■ WRITTEN INSTRUCTION
Output all the data exactly. Pictures do not belong in the copy.

■ RECORD SET
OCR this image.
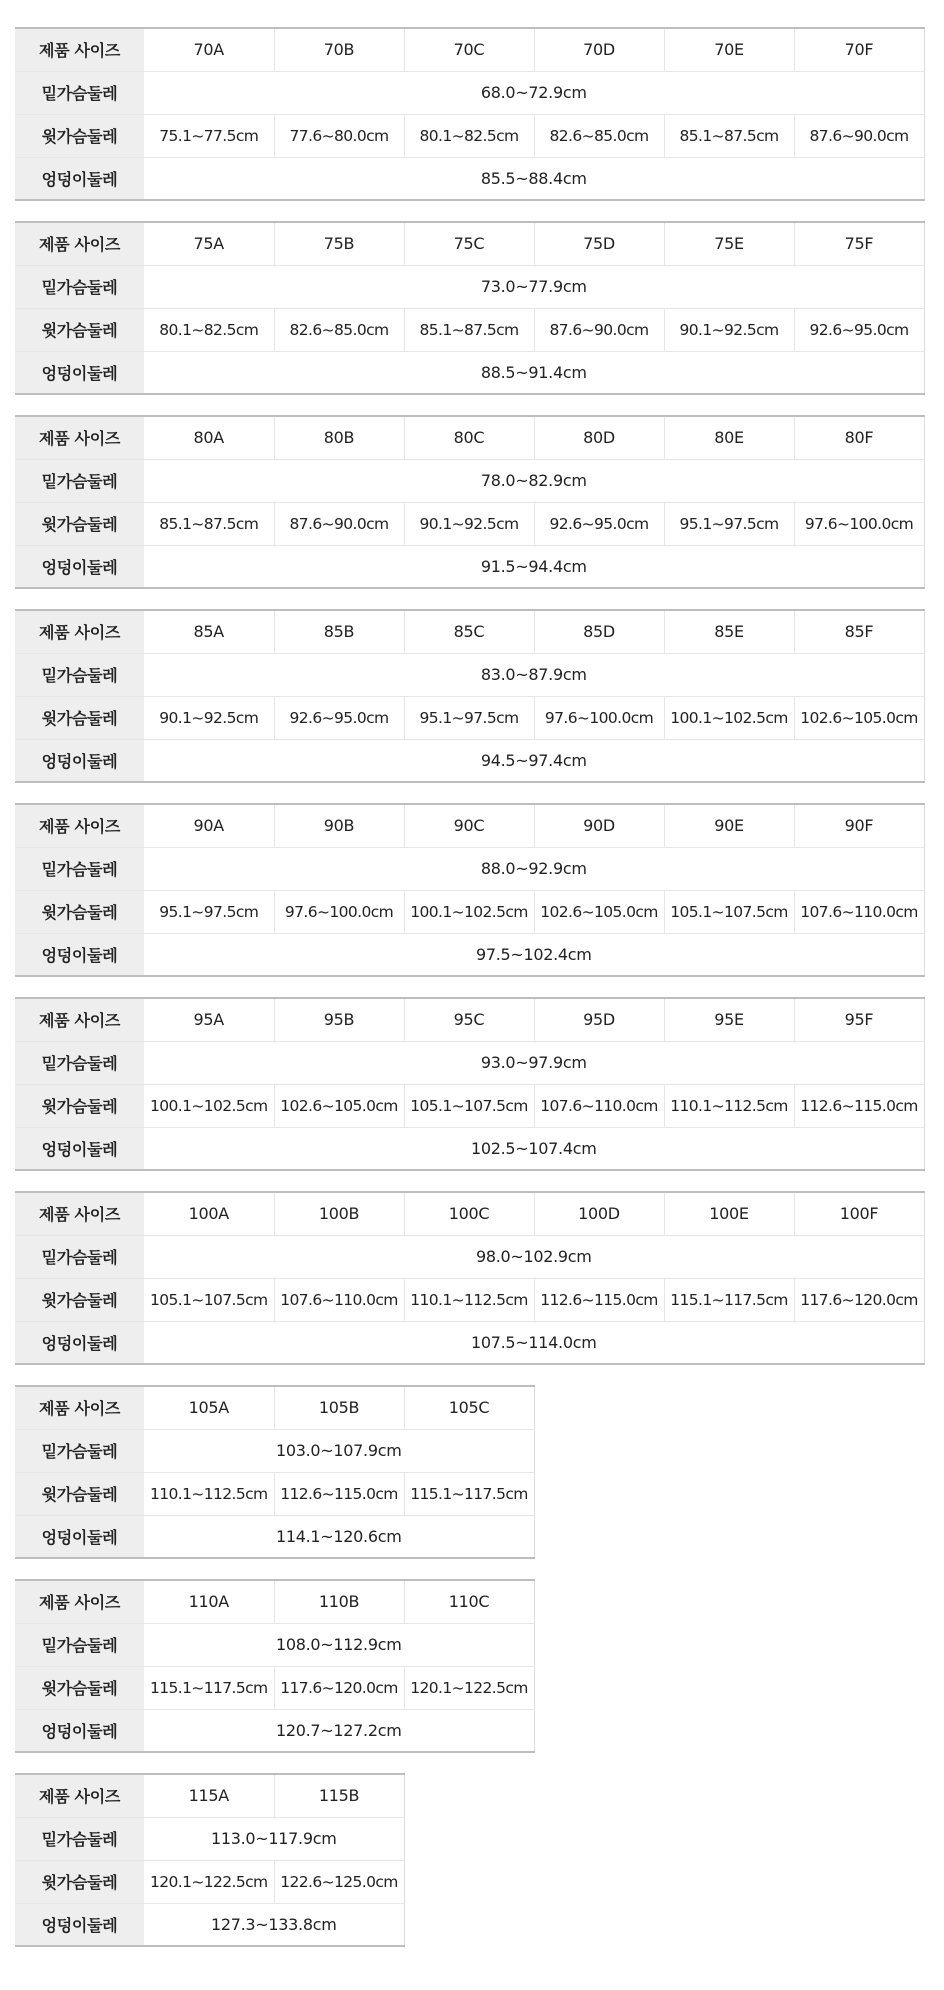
제품 사이즈	70A	70B	70C	70D	70E	70F
밑가슴둘레	68.0~72.9cm					
윗가슴둘레	75.1~77.5cm	77.6~80.0cm	80.1~82.5cm	82.6~85.0cm	85.1~87.5cm	87.6~90.0cm
엉덩이둘레	85.5~88.4cm					
제품 사이즈	75A	75B	75C	75D	75E	75F
밑가슴둘레	73.0~77.9cm					
윗가슴둘레	80.1~82.5cm	82.6~85.0cm	85.1~87.5cm	87.6~90.0cm	90.1~92.5cm	92.6~95.0cm
엉덩이둘레	88.5~91.4cm					
제품 사이즈	80A	80B	80C	80D	80E	80F
밑가슴둘레	78.0~82.9cm					
윗가슴둘레	85.1~87.5cm	87.6~90.0cm	90.1~92.5cm	92.6~95.0cm	95.1~97.5cm	97.6~100.0cm
엉덩이둘레	91.5~94.4cm					
제품 사이즈	85A	85B	85C	85D	85E	85F
밑가슴둘레	83.0~87.9cm					
윗가슴둘레	90.1~92.5cm	92.6~95.0cm	95.1~97.5cm	97.6~100.0cm	100.1~102.5cm	102.6~105.0cm
엉덩이둘레	94.5~97.4cm					
제품 사이즈	90A	90B	90C	90D	90E	90F
밑가슴둘레	88.0~92.9cm					
윗가슴둘레	95.1~97.5cm	97.6~100.0cm	100.1~102.5cm	102.6~105.0cm	105.1~107.5cm	107.6~110.0cm
엉덩이둘레	97.5~102.4cm					
제품 사이즈	95A	95B	95C	95D	95E	95F
밑가슴둘레	93.0~97.9cm					
윗가슴둘레	100.1~102.5cm	102.6~105.0cm	105.1~107.5cm	107.6~110.0cm	110.1~112.5cm	112.6~115.0cm
엉덩이둘레	102.5~107.4cm					
제품 사이즈	100A	100B	100C	100D	100E	100F
밑가슴둘레	98.0~102.9cm					
윗가슴둘레	105.1~107.5cm	107.6~110.0cm	110.1~112.5cm	112.6~115.0cm	115.1~117.5cm	117.6~120.0cm
엉덩이둘레	107.5~114.0cm					
제품 사이즈	105A	105B	105C
밑가슴둘레	103.0~107.9cm		
윗가슴둘레	110.1~112.5cm	112.6~115.0cm	115.1~117.5cm
엉덩이둘레	114.1~120.6cm		
제품 사이즈	110A	110B	110C
밑가슴둘레	108.0~112.9cm		
윗가슴둘레	115.1~117.5cm	117.6~120.0cm	120.1~122.5cm
엉덩이둘레	120.7~127.2cm		
제품 사이즈	115A	115B
밑가슴둘레	113.0~117.9cm	
윗가슴둘레	120.1~122.5cm	122.6~125.0cm
엉덩이둘레	127.3~133.8cm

■ RESULT
OCR this image.
제품 사이즈	70A	70B	70C	70D	70E	70F
밑가슴둘레	68.0~72.9cm					
윗가슴둘레	75.1~77.5cm	77.6~80.0cm	80.1~82.5cm	82.6~85.0cm	85.1~87.5cm	87.6~90.0cm
엉덩이둘레	85.5~88.4cm					
제품 사이즈	75A	75B	75C	75D	75E	75F
밑가슴둘레	73.0~77.9cm					
윗가슴둘레	80.1~82.5cm	82.6~85.0cm	85.1~87.5cm	87.6~90.0cm	90.1~92.5cm	92.6~95.0cm
엉덩이둘레	88.5~91.4cm					
제품 사이즈	80A	80B	80C	80D	80E	80F
밑가슴둘레	78.0~82.9cm					
윗가슴둘레	85.1~87.5cm	87.6~90.0cm	90.1~92.5cm	92.6~95.0cm	95.1~97.5cm	97.6~100.0cm
엉덩이둘레	91.5~94.4cm					
제품 사이즈	85A	85B	85C	85D	85E	85F
밑가슴둘레	83.0~87.9cm					
윗가슴둘레	90.1~92.5cm	92.6~95.0cm	95.1~97.5cm	97.6~100.0cm	100.1~102.5cm	102.6~105.0cm
엉덩이둘레	94.5~97.4cm					
제품 사이즈	90A	90B	90C	90D	90E	90F
밑가슴둘레	88.0~92.9cm					
윗가슴둘레	95.1~97.5cm	97.6~100.0cm	100.1~102.5cm	102.6~105.0cm	105.1~107.5cm	107.6~110.0cm
엉덩이둘레	97.5~102.4cm					
제품 사이즈	95A	95B	95C	95D	95E	95F
밑가슴둘레	93.0~97.9cm					
윗가슴둘레	100.1~102.5cm	102.6~105.0cm	105.1~107.5cm	107.6~110.0cm	110.1~112.5cm	112.6~115.0cm
엉덩이둘레	102.5~107.4cm					
제품 사이즈	100A	100B	100C	100D	100E	100F
밑가슴둘레	98.0~102.9cm					
윗가슴둘레	105.1~107.5cm	107.6~110.0cm	110.1~112.5cm	112.6~115.0cm	115.1~117.5cm	117.6~120.0cm
엉덩이둘레	107.5~114.0cm					
제품 사이즈	105A	105B	105C
밑가슴둘레	103.0~107.9cm		
윗가슴둘레	110.1~112.5cm	112.6~115.0cm	115.1~117.5cm
엉덩이둘레	114.1~120.6cm		
제품 사이즈	110A	110B	110C
밑가슴둘레	108.0~112.9cm		
윗가슴둘레	115.1~117.5cm	117.6~120.0cm	120.1~122.5cm
엉덩이둘레	120.7~127.2cm		
제품 사이즈	115A	115B
밑가슴둘레	113.0~117.9cm	
윗가슴둘레	120.1~122.5cm	122.6~125.0cm
엉덩이둘레	127.3~133.8cm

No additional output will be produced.